## What is expected
Each line containing the word "color" must be reported.

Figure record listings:
+++

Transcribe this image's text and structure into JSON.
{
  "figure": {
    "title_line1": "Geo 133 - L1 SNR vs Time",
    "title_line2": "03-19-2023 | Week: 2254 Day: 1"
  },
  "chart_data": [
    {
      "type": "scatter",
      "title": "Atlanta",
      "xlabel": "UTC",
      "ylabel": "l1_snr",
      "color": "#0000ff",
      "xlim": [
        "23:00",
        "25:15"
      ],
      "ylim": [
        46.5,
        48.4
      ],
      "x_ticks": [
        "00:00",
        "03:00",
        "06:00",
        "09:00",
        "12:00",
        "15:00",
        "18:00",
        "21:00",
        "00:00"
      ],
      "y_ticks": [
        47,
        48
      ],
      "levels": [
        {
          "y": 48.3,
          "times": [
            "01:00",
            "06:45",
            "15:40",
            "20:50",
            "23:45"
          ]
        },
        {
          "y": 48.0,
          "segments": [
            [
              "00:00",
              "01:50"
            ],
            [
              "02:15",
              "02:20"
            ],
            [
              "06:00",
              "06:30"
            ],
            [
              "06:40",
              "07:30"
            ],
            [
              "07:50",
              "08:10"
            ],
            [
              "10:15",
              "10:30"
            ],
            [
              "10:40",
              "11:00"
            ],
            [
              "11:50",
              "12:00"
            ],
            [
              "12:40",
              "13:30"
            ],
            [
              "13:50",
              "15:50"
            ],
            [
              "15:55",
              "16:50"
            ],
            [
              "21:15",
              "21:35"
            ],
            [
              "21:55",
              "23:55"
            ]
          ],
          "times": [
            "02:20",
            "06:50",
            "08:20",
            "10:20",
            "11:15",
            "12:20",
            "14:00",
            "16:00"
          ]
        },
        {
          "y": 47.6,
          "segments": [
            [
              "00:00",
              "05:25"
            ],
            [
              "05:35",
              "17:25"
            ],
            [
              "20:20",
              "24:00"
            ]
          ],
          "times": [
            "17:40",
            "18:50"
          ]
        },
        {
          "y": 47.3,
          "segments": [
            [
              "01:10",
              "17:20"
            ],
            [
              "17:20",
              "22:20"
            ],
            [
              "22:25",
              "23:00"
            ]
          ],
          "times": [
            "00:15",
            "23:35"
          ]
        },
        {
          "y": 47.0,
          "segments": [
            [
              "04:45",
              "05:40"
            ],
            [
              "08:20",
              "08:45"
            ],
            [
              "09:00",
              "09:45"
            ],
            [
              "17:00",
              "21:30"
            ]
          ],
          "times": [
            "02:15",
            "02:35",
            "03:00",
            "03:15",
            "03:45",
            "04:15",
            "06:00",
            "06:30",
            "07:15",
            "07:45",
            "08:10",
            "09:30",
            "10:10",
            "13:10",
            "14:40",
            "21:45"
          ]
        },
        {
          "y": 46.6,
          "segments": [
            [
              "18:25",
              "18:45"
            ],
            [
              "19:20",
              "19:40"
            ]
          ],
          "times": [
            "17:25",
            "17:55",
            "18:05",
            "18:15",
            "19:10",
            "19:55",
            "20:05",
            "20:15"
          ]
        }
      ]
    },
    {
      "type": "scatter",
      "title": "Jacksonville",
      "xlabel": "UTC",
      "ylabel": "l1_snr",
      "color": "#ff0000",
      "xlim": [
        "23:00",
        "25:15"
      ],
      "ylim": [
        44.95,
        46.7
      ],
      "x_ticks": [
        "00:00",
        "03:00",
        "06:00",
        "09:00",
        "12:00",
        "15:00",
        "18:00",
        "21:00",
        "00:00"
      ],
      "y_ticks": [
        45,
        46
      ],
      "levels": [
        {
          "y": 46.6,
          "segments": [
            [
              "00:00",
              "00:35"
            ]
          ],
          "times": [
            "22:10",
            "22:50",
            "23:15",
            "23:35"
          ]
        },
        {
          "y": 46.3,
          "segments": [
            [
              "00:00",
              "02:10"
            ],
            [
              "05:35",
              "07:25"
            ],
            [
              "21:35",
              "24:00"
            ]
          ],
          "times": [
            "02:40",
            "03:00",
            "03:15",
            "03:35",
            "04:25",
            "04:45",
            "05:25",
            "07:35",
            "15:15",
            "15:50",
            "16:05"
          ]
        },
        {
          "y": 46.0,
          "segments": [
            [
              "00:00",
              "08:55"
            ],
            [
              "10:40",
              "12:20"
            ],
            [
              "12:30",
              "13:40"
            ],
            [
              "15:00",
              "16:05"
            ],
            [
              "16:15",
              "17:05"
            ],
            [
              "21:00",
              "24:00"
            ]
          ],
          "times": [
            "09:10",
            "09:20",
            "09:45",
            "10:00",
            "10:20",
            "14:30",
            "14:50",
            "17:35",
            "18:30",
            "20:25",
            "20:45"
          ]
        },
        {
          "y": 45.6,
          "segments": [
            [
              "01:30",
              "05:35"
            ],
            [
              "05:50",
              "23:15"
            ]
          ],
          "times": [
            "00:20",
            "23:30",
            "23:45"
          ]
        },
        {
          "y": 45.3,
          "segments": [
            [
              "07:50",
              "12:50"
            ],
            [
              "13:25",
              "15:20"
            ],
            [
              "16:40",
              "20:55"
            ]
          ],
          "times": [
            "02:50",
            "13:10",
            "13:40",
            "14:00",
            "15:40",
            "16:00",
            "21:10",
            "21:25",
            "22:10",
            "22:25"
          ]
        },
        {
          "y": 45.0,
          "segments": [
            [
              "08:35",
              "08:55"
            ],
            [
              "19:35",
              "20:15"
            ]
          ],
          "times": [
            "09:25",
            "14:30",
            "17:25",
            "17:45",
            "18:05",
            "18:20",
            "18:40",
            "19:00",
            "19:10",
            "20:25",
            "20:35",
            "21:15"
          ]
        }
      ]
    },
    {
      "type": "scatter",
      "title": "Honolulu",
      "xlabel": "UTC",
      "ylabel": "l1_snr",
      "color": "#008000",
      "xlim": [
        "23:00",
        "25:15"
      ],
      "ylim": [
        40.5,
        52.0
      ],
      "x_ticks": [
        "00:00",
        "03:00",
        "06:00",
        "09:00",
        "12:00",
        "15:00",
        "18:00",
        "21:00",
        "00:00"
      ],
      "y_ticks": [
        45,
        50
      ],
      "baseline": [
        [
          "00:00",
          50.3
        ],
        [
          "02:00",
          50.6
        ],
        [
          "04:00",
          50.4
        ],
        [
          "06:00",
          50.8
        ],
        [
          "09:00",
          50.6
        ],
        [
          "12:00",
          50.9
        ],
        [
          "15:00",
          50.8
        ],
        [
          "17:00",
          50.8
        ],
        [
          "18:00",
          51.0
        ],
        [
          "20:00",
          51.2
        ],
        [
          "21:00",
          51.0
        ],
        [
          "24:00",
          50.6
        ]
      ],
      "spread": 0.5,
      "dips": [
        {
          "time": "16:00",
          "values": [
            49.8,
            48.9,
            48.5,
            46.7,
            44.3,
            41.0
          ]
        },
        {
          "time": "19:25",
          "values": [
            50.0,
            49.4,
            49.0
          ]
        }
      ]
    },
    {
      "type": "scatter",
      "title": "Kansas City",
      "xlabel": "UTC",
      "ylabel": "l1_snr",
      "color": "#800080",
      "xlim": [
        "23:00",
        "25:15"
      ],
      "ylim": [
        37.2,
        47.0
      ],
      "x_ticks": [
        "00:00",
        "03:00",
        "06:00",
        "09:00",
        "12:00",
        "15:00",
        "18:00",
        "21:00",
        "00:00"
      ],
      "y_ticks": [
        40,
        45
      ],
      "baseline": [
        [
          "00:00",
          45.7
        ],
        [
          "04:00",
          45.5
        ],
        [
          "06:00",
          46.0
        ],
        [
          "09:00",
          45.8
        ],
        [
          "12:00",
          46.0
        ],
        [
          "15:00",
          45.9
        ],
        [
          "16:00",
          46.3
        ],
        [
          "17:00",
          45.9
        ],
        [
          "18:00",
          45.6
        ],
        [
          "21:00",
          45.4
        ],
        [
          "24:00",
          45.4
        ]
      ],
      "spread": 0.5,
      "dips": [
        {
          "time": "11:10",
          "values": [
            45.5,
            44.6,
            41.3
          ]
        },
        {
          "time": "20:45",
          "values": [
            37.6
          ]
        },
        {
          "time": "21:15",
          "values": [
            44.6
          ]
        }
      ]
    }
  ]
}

+++

## Final answer
      "color": "#0000ff",
      "color": "#ff0000",
      "color": "#008000",
      "color": "#800080",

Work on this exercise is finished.